● **DATA PROVIDED**
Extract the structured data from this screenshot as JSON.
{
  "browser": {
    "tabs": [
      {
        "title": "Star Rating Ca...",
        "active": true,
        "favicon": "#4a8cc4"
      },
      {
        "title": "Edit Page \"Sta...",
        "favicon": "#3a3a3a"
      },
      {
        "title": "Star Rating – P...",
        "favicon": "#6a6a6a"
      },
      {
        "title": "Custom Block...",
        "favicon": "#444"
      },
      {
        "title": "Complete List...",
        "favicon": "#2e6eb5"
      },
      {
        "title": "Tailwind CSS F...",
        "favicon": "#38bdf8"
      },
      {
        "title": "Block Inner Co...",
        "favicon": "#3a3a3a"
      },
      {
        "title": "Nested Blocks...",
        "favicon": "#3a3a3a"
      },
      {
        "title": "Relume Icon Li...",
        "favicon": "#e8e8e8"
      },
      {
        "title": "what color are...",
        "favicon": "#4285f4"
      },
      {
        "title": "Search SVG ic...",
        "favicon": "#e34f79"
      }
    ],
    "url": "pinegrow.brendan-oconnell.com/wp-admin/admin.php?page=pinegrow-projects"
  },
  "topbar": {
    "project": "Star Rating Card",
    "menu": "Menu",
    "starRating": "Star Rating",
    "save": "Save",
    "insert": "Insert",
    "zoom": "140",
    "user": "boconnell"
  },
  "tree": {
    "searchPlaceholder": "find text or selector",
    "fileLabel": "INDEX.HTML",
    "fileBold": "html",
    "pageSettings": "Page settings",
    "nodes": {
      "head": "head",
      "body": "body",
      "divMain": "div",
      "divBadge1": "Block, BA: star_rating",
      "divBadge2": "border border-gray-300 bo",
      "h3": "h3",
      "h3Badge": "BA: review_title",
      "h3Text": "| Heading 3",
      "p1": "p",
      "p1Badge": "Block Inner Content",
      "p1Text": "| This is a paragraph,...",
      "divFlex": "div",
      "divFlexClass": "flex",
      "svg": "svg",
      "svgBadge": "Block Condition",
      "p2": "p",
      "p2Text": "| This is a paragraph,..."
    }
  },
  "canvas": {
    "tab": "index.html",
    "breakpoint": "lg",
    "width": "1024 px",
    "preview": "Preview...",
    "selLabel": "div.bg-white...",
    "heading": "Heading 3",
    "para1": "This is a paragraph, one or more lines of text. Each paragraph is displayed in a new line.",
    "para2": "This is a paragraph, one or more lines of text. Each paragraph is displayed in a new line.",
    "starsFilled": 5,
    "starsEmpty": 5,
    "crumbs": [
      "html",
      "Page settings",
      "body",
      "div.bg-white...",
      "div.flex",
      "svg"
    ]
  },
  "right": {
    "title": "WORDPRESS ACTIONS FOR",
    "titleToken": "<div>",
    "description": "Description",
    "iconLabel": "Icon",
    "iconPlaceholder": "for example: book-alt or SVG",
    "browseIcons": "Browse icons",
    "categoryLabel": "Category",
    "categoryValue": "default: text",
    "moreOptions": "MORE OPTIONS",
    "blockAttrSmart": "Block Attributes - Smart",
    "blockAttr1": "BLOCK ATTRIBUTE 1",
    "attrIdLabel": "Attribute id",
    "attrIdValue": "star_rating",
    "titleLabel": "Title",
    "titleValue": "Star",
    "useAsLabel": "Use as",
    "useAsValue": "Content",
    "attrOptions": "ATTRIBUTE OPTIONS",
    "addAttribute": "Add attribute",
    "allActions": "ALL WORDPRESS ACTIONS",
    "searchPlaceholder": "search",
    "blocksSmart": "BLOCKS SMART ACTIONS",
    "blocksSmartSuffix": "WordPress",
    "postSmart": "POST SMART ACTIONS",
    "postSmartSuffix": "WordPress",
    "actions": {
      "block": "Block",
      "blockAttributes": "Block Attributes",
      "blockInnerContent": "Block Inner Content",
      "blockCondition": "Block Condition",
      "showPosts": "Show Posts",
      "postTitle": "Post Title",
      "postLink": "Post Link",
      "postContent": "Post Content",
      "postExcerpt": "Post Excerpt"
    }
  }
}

● **REQUIREMENT**
All of the data shown above must be copied exactly.

● **TASK RESPONSE**
Extract the structured data from this screenshot as JSON.
{
  "browser": {
    "tabs": [
      {
        "title": "Star Rating Ca...",
        "active": true,
        "favicon": "#4a8cc4"
      },
      {
        "title": "Edit Page \"Sta...",
        "favicon": "#3a3a3a"
      },
      {
        "title": "Star Rating – P...",
        "favicon": "#6a6a6a"
      },
      {
        "title": "Custom Block...",
        "favicon": "#444"
      },
      {
        "title": "Complete List...",
        "favicon": "#2e6eb5"
      },
      {
        "title": "Tailwind CSS F...",
        "favicon": "#38bdf8"
      },
      {
        "title": "Block Inner Co...",
        "favicon": "#3a3a3a"
      },
      {
        "title": "Nested Blocks...",
        "favicon": "#3a3a3a"
      },
      {
        "title": "Relume Icon Li...",
        "favicon": "#e8e8e8"
      },
      {
        "title": "what color are...",
        "favicon": "#4285f4"
      },
      {
        "title": "Search SVG ic...",
        "favicon": "#e34f79"
      }
    ],
    "url": "pinegrow.brendan-oconnell.com/wp-admin/admin.php?page=pinegrow-projects"
  },
  "topbar": {
    "project": "Star Rating Card",
    "menu": "Menu",
    "starRating": "Star Rating",
    "save": "Save",
    "insert": "Insert",
    "zoom": "140",
    "user": "boconnell"
  },
  "tree": {
    "searchPlaceholder": "find text or selector",
    "fileLabel": "INDEX.HTML",
    "fileBold": "html",
    "pageSettings": "Page settings",
    "nodes": {
      "head": "head",
      "body": "body",
      "divMain": "div",
      "divBadge1": "Block, BA: star_rating",
      "divBadge2": "border border-gray-300 bo",
      "h3": "h3",
      "h3Badge": "BA: review_title",
      "h3Text": "| Heading 3",
      "p1": "p",
      "p1Badge": "Block Inner Content",
      "p1Text": "| This is a paragraph,...",
      "divFlex": "div",
      "divFlexClass": "flex",
      "svg": "svg",
      "svgBadge": "Block Condition",
      "p2": "p",
      "p2Text": "| This is a paragraph,..."
    }
  },
  "canvas": {
    "tab": "index.html",
    "breakpoint": "lg",
    "width": "1024 px",
    "preview": "Preview...",
    "selLabel": "div.bg-white...",
    "heading": "Heading 3",
    "para1": "This is a paragraph, one or more lines of text. Each paragraph is displayed in a new line.",
    "para2": "This is a paragraph, one or more lines of text. Each paragraph is displayed in a new line.",
    "starsFilled": 5,
    "starsEmpty": 5,
    "crumbs": [
      "html",
      "Page settings",
      "body",
      "div.bg-white...",
      "div.flex",
      "svg"
    ]
  },
  "right": {
    "title": "WORDPRESS ACTIONS FOR",
    "titleToken": "<div>",
    "description": "Description",
    "iconLabel": "Icon",
    "iconPlaceholder": "for example: book-alt or SVG",
    "browseIcons": "Browse icons",
    "categoryLabel": "Category",
    "categoryValue": "default: text",
    "moreOptions": "MORE OPTIONS",
    "blockAttrSmart": "Block Attributes - Smart",
    "blockAttr1": "BLOCK ATTRIBUTE 1",
    "attrIdLabel": "Attribute id",
    "attrIdValue": "star_rating",
    "titleLabel": "Title",
    "titleValue": "Star",
    "useAsLabel": "Use as",
    "useAsValue": "Content",
    "attrOptions": "ATTRIBUTE OPTIONS",
    "addAttribute": "Add attribute",
    "allActions": "ALL WORDPRESS ACTIONS",
    "searchPlaceholder": "search",
    "blocksSmart": "BLOCKS SMART ACTIONS",
    "blocksSmartSuffix": "WordPress",
    "postSmart": "POST SMART ACTIONS",
    "postSmartSuffix": "WordPress",
    "actions": {
      "block": "Block",
      "blockAttributes": "Block Attributes",
      "blockInnerContent": "Block Inner Content",
      "blockCondition": "Block Condition",
      "showPosts": "Show Posts",
      "postTitle": "Post Title",
      "postLink": "Post Link",
      "postContent": "Post Content",
      "postExcerpt": "Post Excerpt"
    }
  }
}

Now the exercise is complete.